— Start Record excerpts —

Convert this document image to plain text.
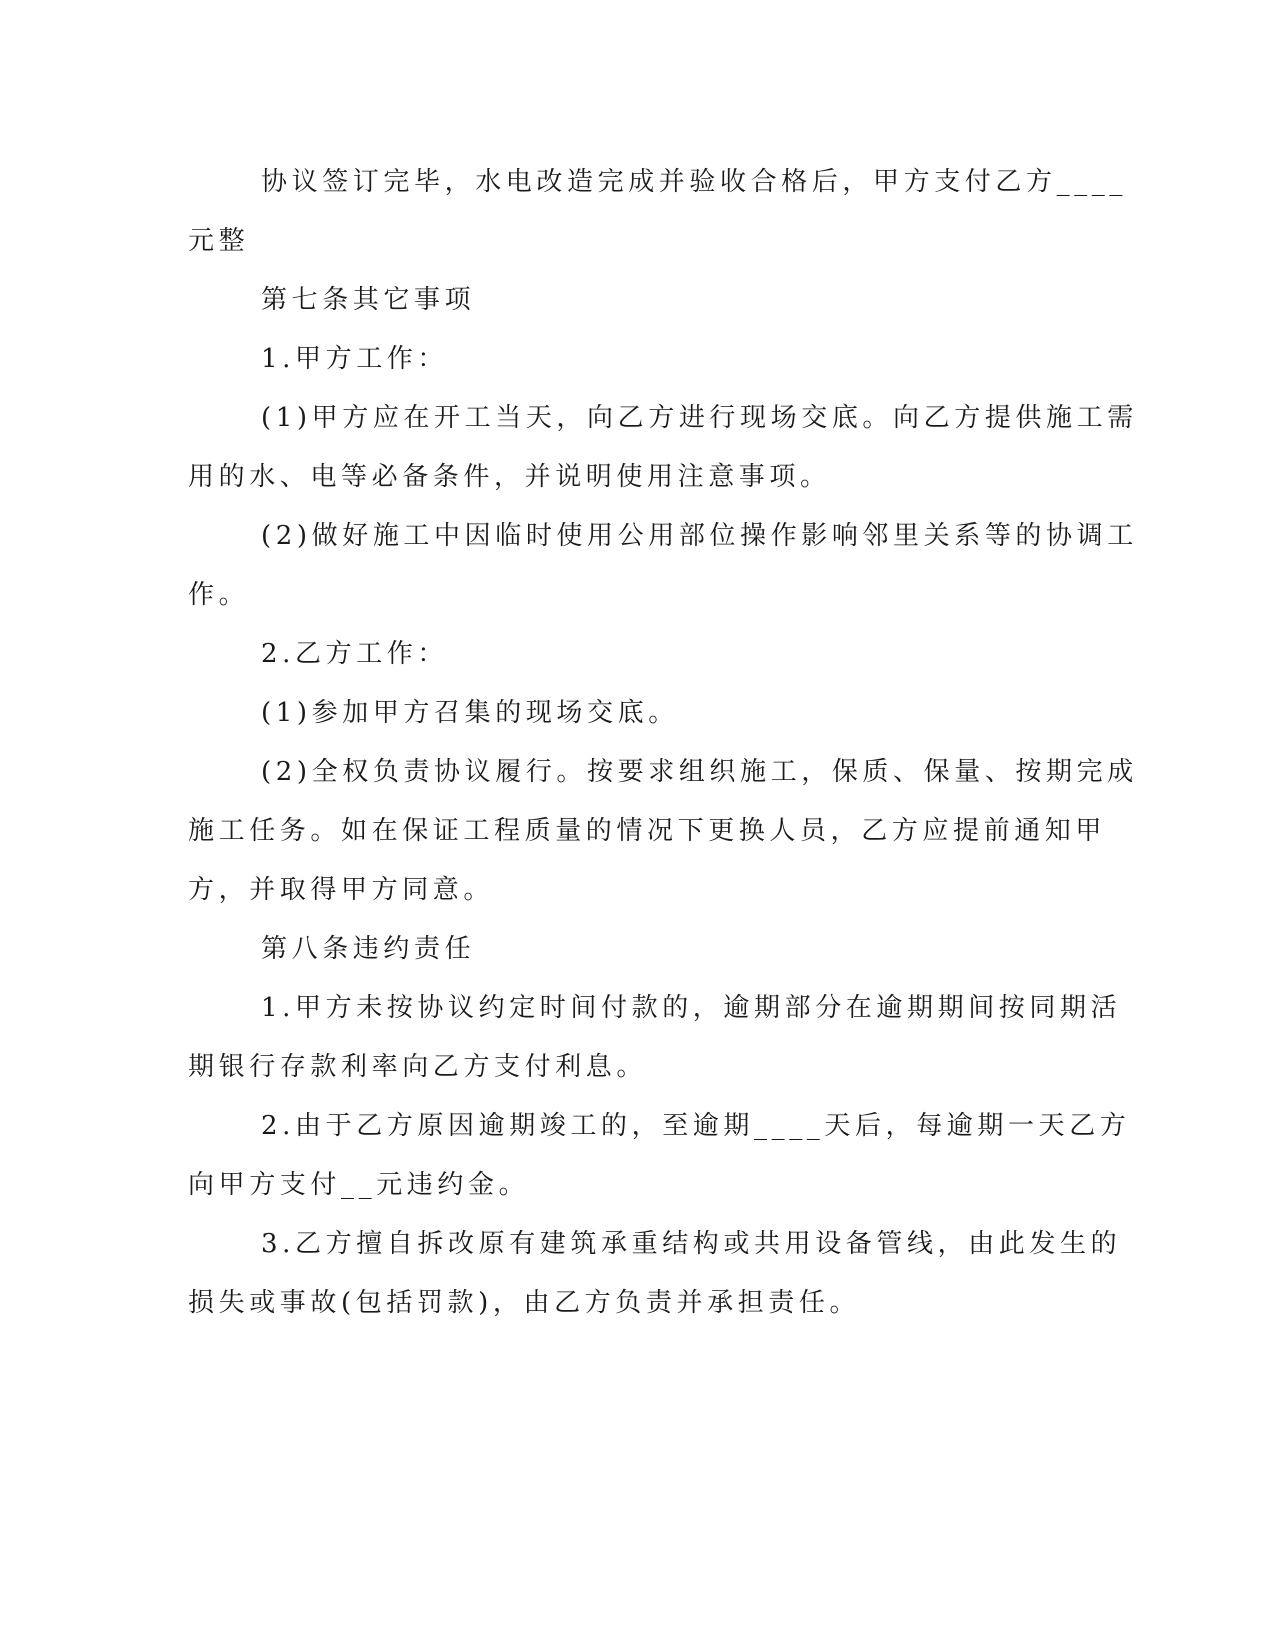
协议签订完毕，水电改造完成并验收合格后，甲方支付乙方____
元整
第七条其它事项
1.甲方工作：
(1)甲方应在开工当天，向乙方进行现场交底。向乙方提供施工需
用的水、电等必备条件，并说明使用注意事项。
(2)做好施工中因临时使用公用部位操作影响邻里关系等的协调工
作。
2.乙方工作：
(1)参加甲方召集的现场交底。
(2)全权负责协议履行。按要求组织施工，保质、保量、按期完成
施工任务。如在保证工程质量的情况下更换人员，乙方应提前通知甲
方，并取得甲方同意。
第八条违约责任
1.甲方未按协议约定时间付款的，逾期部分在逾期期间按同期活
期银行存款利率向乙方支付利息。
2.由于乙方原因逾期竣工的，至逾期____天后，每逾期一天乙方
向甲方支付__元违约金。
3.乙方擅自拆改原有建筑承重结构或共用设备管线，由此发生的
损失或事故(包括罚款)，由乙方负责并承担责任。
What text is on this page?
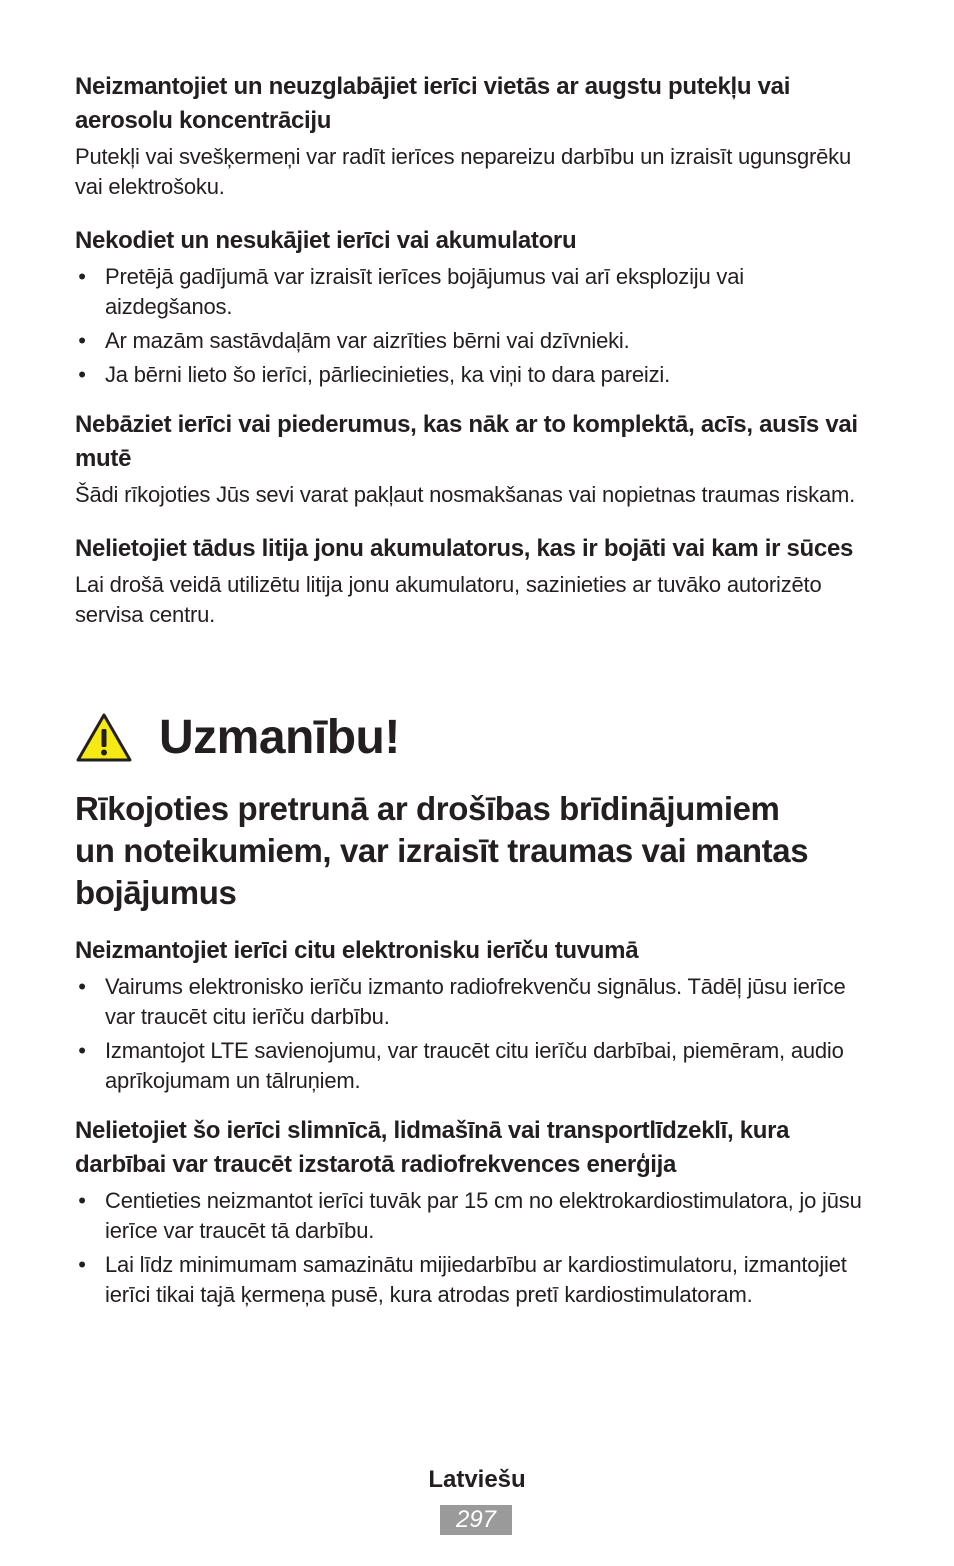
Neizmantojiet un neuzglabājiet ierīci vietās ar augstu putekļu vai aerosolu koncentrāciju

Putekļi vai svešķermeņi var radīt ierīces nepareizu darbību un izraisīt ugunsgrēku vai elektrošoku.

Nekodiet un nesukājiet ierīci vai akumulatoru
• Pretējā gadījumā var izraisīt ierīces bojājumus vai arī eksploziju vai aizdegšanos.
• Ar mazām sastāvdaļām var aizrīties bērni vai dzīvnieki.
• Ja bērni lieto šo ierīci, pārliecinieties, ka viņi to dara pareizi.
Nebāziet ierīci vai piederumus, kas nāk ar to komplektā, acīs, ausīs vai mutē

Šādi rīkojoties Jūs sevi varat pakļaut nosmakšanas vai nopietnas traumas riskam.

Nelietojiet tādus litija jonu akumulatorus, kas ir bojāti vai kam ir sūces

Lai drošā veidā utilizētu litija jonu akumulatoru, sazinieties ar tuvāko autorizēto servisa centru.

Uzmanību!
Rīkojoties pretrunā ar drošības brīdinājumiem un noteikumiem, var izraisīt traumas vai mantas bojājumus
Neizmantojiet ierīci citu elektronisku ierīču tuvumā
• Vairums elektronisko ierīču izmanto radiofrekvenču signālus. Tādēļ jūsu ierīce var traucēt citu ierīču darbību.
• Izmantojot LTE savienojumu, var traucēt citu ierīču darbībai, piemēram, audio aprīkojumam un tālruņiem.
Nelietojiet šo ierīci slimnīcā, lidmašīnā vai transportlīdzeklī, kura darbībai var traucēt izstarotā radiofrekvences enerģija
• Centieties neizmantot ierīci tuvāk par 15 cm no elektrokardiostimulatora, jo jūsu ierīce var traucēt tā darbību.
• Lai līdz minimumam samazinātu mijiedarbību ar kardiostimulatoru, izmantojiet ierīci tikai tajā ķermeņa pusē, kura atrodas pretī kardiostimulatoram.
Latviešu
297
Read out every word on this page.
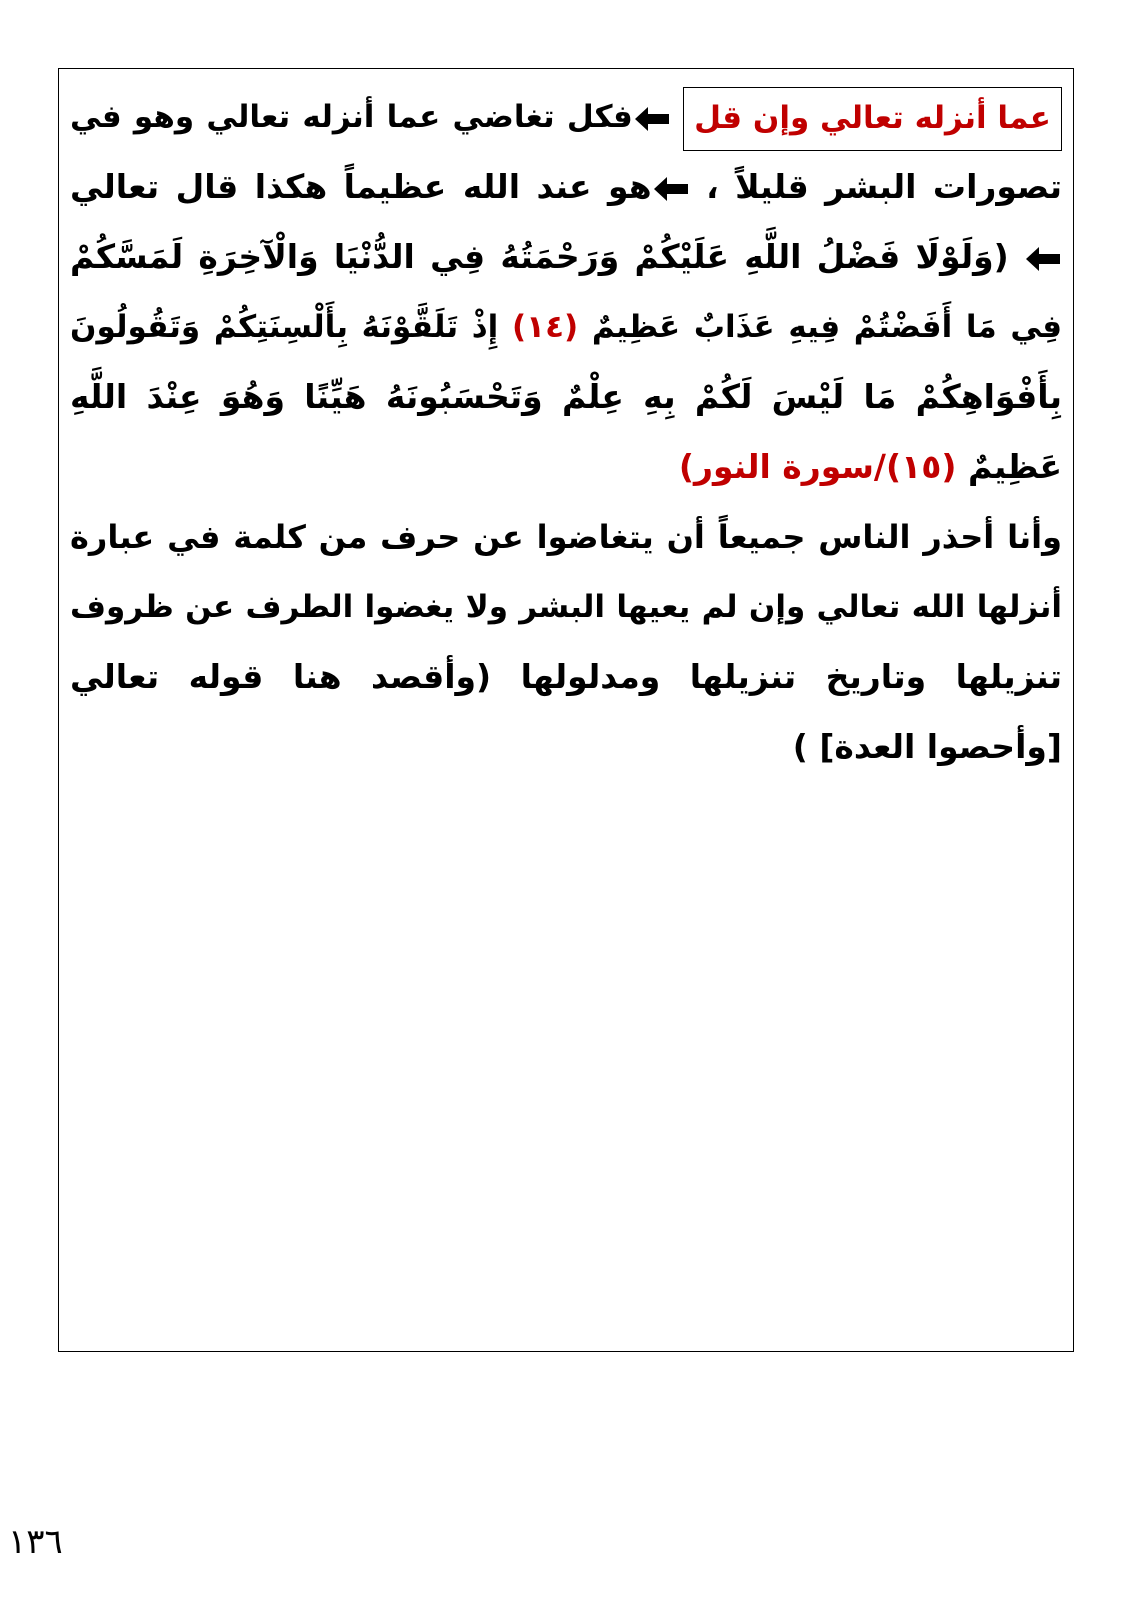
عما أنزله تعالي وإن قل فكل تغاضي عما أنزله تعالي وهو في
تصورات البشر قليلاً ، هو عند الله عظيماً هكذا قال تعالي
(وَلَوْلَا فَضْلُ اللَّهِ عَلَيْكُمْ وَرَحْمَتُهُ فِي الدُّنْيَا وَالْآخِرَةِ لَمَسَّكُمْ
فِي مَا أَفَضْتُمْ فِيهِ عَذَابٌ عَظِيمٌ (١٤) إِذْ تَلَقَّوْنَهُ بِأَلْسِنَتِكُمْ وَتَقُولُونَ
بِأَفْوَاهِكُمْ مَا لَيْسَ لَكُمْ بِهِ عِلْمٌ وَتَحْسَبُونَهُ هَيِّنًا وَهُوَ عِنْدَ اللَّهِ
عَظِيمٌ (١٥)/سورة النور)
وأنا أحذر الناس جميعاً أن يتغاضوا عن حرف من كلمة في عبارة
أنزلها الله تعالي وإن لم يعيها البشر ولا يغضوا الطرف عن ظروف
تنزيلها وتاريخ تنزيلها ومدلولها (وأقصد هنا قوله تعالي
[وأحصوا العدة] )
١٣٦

— End Record excerpts —

• _Aim of the exercise_
Repeat the records word for word. Any picture in them should be left out.

• _Result for this exercise_
Convert this document image to plain text.
协议签订完毕，水电改造完成并验收合格后，甲方支付乙方____
元整
第七条其它事项
1.甲方工作：
(1)甲方应在开工当天，向乙方进行现场交底。向乙方提供施工需
用的水、电等必备条件，并说明使用注意事项。
(2)做好施工中因临时使用公用部位操作影响邻里关系等的协调工
作。
2.乙方工作：
(1)参加甲方召集的现场交底。
(2)全权负责协议履行。按要求组织施工，保质、保量、按期完成
施工任务。如在保证工程质量的情况下更换人员，乙方应提前通知甲
方，并取得甲方同意。
第八条违约责任
1.甲方未按协议约定时间付款的，逾期部分在逾期期间按同期活
期银行存款利率向乙方支付利息。
2.由于乙方原因逾期竣工的，至逾期____天后，每逾期一天乙方
向甲方支付__元违约金。
3.乙方擅自拆改原有建筑承重结构或共用设备管线，由此发生的
损失或事故(包括罚款)，由乙方负责并承担责任。
What text is on this page?
Neizmantojiet un neuzglabājiet ierīci vietās ar augstu putekļu vai aerosolu koncentrāciju

Putekļi vai svešķermeņi var radīt ierīces nepareizu darbību un izraisīt ugunsgrēku vai elektrošoku.

Nekodiet un nesukājiet ierīci vai akumulatoru
• Pretējā gadījumā var izraisīt ierīces bojājumus vai arī eksploziju vai aizdegšanos.
• Ar mazām sastāvdaļām var aizrīties bērni vai dzīvnieki.
• Ja bērni lieto šo ierīci, pārliecinieties, ka viņi to dara pareizi.
Nebāziet ierīci vai piederumus, kas nāk ar to komplektā, acīs, ausīs vai mutē

Šādi rīkojoties Jūs sevi varat pakļaut nosmakšanas vai nopietnas traumas riskam.

Nelietojiet tādus litija jonu akumulatorus, kas ir bojāti vai kam ir sūces

Lai drošā veidā utilizētu litija jonu akumulatoru, sazinieties ar tuvāko autorizēto servisa centru.

Uzmanību!
Rīkojoties pretrunā ar drošības brīdinājumiem un noteikumiem, var izraisīt traumas vai mantas bojājumus
Neizmantojiet ierīci citu elektronisku ierīču tuvumā
• Vairums elektronisko ierīču izmanto radiofrekvenču signālus. Tādēļ jūsu ierīce var traucēt citu ierīču darbību.
• Izmantojot LTE savienojumu, var traucēt citu ierīču darbībai, piemēram, audio aprīkojumam un tālruņiem.
Nelietojiet šo ierīci slimnīcā, lidmašīnā vai transportlīdzeklī, kura darbībai var traucēt izstarotā radiofrekvences enerģija
• Centieties neizmantot ierīci tuvāk par 15 cm no elektrokardiostimulatora, jo jūsu ierīce var traucēt tā darbību.
• Lai līdz minimumam samazinātu mijiedarbību ar kardiostimulatoru, izmantojiet ierīci tikai tajā ķermeņa pusē, kura atrodas pretī kardiostimulatoram.
Latviešu
297
Read out every word on this page.
عما أنزله تعالي وإن قل فكل تغاضي عما أنزله تعالي وهو في
تصورات البشر قليلاً ، هو عند الله عظيماً هكذا قال تعالي
(وَلَوْلَا فَضْلُ اللَّهِ عَلَيْكُمْ وَرَحْمَتُهُ فِي الدُّنْيَا وَالْآخِرَةِ لَمَسَّكُمْ
فِي مَا أَفَضْتُمْ فِيهِ عَذَابٌ عَظِيمٌ (١٤) إِذْ تَلَقَّوْنَهُ بِأَلْسِنَتِكُمْ وَتَقُولُونَ
بِأَفْوَاهِكُمْ مَا لَيْسَ لَكُمْ بِهِ عِلْمٌ وَتَحْسَبُونَهُ هَيِّنًا وَهُوَ عِنْدَ اللَّهِ
عَظِيمٌ (١٥)/سورة النور)
وأنا أحذر الناس جميعاً أن يتغاضوا عن حرف من كلمة في عبارة
أنزلها الله تعالي وإن لم يعيها البشر ولا يغضوا الطرف عن ظروف
تنزيلها وتاريخ تنزيلها ومدلولها (وأقصد هنا قوله تعالي
[وأحصوا العدة] )
١٣٦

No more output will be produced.